* START Listed records *
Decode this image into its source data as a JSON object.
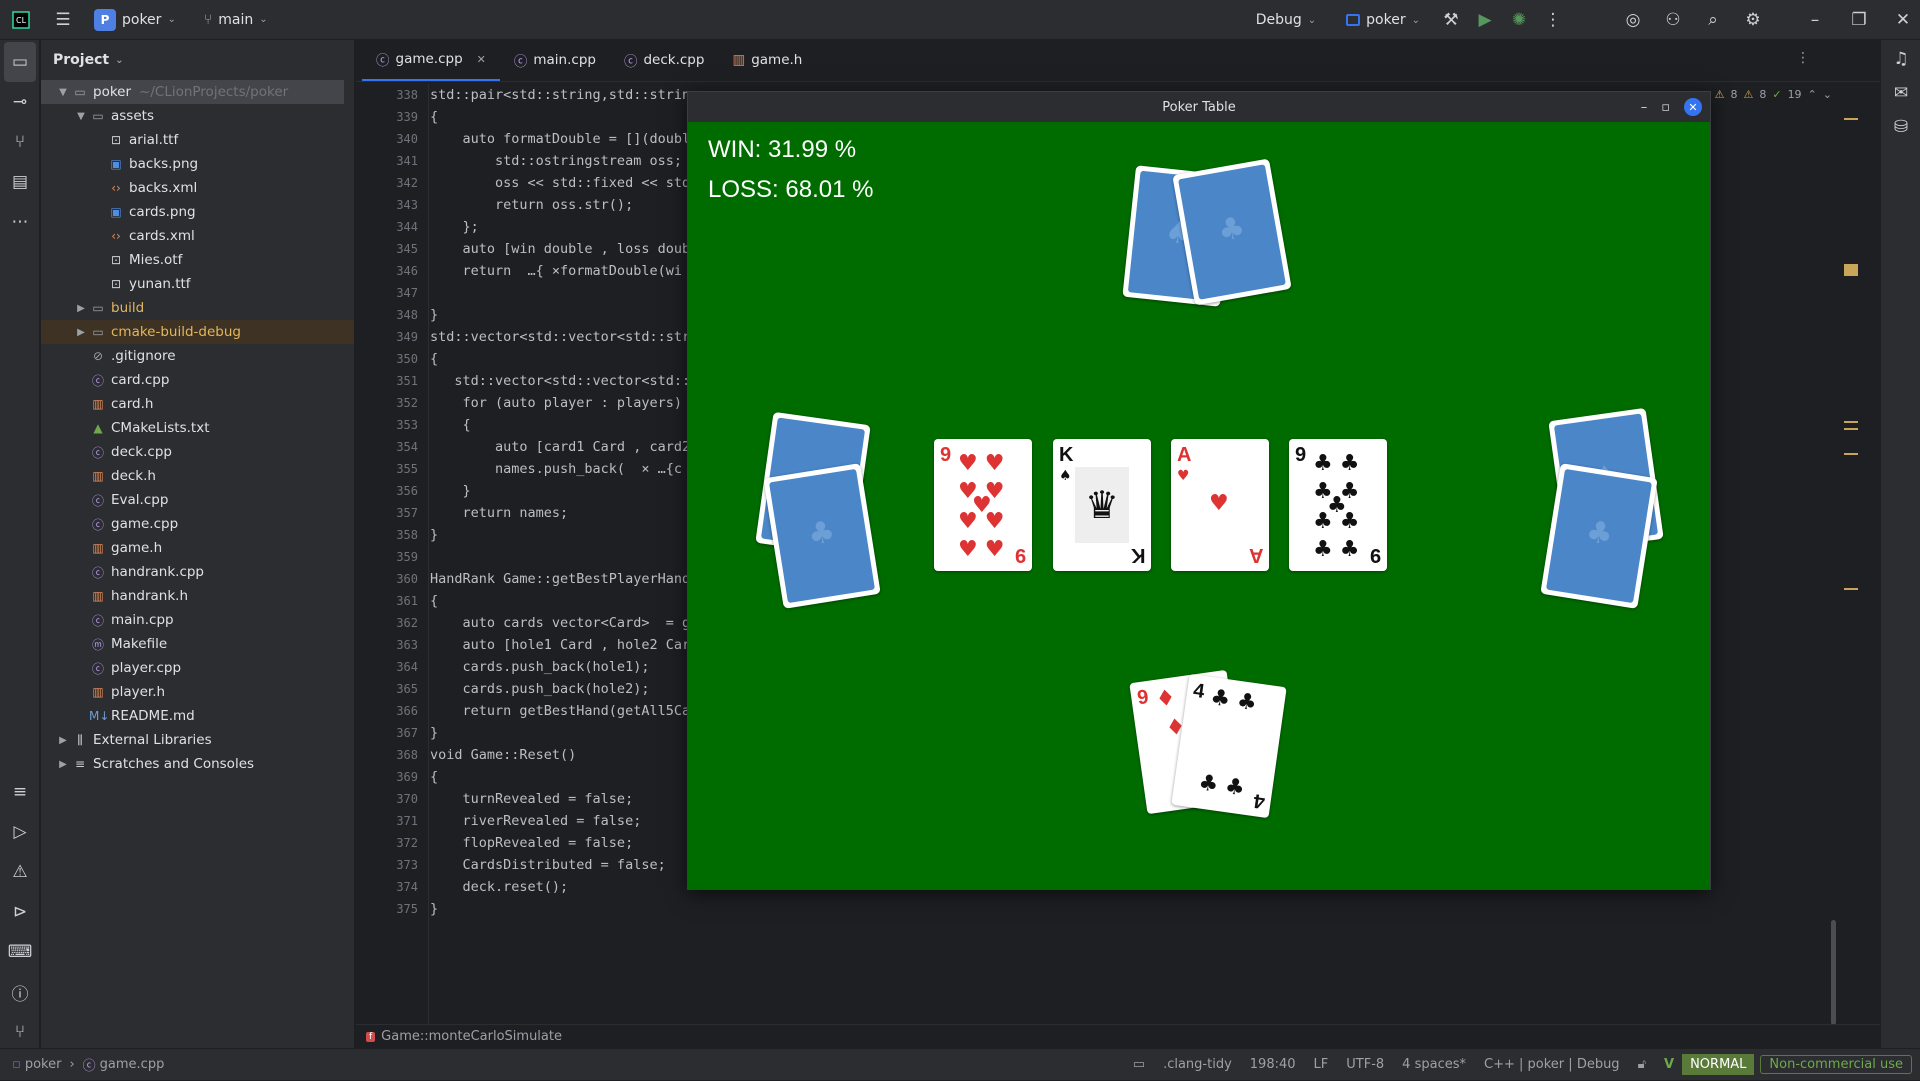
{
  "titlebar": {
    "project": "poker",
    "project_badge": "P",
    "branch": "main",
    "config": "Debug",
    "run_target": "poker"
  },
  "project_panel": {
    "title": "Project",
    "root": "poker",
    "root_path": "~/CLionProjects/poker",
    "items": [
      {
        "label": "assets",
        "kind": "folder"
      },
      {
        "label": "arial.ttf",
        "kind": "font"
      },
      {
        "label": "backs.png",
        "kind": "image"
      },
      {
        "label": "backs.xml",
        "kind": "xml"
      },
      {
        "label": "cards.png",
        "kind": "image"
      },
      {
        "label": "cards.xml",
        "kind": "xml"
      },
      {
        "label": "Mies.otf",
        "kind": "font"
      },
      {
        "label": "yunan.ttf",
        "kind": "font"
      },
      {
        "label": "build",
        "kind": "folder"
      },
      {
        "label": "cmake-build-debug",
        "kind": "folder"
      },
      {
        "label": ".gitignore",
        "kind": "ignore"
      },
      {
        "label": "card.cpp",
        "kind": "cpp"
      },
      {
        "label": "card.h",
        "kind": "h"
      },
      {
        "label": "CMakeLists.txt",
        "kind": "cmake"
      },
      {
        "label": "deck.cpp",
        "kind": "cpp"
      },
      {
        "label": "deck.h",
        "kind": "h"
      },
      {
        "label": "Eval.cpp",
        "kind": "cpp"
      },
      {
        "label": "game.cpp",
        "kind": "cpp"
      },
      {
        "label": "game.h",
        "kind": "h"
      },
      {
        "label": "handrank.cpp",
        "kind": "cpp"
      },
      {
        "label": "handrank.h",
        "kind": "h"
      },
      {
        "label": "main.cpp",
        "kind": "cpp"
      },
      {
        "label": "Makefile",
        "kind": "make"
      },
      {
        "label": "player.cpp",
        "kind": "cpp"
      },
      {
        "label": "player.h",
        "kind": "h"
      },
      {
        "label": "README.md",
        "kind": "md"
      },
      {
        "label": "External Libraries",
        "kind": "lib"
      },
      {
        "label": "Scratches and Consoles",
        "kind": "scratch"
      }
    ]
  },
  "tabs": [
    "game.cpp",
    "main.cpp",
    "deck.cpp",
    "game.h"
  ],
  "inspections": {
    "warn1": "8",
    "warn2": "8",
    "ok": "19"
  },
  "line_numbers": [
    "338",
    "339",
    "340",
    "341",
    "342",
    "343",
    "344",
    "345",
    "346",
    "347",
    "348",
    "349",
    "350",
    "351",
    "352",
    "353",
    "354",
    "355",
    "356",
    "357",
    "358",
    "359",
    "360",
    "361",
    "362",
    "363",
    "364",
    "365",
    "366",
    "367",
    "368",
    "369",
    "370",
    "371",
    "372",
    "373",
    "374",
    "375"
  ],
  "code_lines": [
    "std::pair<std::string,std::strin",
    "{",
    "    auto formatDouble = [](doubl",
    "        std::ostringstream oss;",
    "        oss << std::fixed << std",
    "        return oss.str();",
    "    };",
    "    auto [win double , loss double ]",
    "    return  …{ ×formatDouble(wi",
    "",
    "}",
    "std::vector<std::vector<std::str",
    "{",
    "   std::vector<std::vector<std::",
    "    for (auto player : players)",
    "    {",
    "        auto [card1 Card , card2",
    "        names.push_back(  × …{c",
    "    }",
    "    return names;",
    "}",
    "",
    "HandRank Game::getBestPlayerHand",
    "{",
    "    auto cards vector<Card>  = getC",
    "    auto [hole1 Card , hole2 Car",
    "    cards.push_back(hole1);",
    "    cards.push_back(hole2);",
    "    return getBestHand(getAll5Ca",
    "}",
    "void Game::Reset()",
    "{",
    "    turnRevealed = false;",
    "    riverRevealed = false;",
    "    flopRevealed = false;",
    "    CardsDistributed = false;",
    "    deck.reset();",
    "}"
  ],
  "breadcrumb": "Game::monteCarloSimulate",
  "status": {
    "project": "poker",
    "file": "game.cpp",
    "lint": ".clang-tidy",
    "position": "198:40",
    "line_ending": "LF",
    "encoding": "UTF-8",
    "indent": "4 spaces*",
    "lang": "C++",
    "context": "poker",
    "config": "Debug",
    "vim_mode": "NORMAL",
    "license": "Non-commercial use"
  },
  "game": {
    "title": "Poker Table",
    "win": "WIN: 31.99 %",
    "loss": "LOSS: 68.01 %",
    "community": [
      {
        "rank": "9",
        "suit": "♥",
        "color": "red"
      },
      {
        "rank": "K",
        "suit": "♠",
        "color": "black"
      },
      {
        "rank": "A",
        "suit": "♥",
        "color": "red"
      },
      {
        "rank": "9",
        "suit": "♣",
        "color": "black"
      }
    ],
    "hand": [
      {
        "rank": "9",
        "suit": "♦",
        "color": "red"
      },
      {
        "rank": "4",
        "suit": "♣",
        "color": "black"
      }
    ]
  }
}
* END Listed records *
* START Listed records *
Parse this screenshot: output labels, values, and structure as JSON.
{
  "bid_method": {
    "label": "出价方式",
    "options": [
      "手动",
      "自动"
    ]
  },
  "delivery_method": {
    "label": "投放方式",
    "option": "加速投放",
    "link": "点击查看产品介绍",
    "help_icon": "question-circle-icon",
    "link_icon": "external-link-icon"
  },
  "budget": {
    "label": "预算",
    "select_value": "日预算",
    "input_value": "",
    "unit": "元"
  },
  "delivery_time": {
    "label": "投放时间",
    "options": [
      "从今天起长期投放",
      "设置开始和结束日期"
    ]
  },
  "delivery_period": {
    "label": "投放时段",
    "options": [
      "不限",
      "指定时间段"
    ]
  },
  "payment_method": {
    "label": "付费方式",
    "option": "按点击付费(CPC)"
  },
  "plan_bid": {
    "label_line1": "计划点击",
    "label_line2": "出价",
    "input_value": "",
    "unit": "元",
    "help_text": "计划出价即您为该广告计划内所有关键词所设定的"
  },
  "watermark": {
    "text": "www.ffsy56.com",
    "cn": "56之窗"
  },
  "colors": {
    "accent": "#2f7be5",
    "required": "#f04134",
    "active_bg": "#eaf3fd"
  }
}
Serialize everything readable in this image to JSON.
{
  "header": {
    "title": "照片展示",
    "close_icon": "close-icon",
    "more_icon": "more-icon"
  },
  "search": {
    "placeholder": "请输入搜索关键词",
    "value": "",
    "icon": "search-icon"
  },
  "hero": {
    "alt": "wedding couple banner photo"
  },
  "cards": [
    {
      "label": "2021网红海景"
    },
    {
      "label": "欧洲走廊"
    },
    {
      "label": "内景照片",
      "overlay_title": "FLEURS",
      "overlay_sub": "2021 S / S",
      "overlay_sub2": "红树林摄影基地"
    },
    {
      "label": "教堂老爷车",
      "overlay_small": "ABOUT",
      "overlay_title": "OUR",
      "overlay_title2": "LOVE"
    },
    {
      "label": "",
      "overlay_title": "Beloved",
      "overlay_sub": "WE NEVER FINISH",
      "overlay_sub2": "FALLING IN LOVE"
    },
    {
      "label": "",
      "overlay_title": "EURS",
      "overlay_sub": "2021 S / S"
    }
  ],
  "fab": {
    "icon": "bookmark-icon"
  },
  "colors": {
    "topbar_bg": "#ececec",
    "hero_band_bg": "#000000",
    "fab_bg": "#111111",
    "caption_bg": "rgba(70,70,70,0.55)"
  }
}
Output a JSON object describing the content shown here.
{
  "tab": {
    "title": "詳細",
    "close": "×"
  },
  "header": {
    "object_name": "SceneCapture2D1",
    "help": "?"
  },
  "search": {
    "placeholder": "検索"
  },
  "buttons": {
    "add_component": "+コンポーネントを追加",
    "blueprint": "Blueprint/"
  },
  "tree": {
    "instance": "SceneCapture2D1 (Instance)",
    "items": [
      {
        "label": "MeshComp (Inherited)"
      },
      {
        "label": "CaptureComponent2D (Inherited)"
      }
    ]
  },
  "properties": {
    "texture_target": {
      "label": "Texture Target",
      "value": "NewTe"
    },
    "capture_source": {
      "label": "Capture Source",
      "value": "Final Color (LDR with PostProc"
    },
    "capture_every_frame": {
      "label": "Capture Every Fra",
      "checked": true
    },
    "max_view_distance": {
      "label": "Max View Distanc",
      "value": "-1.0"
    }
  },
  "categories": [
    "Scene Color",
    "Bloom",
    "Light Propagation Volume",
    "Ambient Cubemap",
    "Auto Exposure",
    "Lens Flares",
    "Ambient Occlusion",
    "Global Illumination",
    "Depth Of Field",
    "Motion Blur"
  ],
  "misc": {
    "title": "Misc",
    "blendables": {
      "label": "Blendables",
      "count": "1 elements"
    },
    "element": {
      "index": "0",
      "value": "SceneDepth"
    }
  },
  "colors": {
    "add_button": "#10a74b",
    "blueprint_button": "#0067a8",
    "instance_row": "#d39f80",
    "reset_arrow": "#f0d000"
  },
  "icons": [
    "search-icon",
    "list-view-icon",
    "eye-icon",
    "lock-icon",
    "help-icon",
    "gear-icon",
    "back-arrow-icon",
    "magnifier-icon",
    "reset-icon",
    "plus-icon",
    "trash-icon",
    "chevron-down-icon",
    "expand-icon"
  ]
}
* END Listed records *
Show all lines above holding "false".

    "    turnRevealed = false;",
    "    riverRevealed = false;",
    "    flopRevealed = false;",
    "    CardsDistributed = false;",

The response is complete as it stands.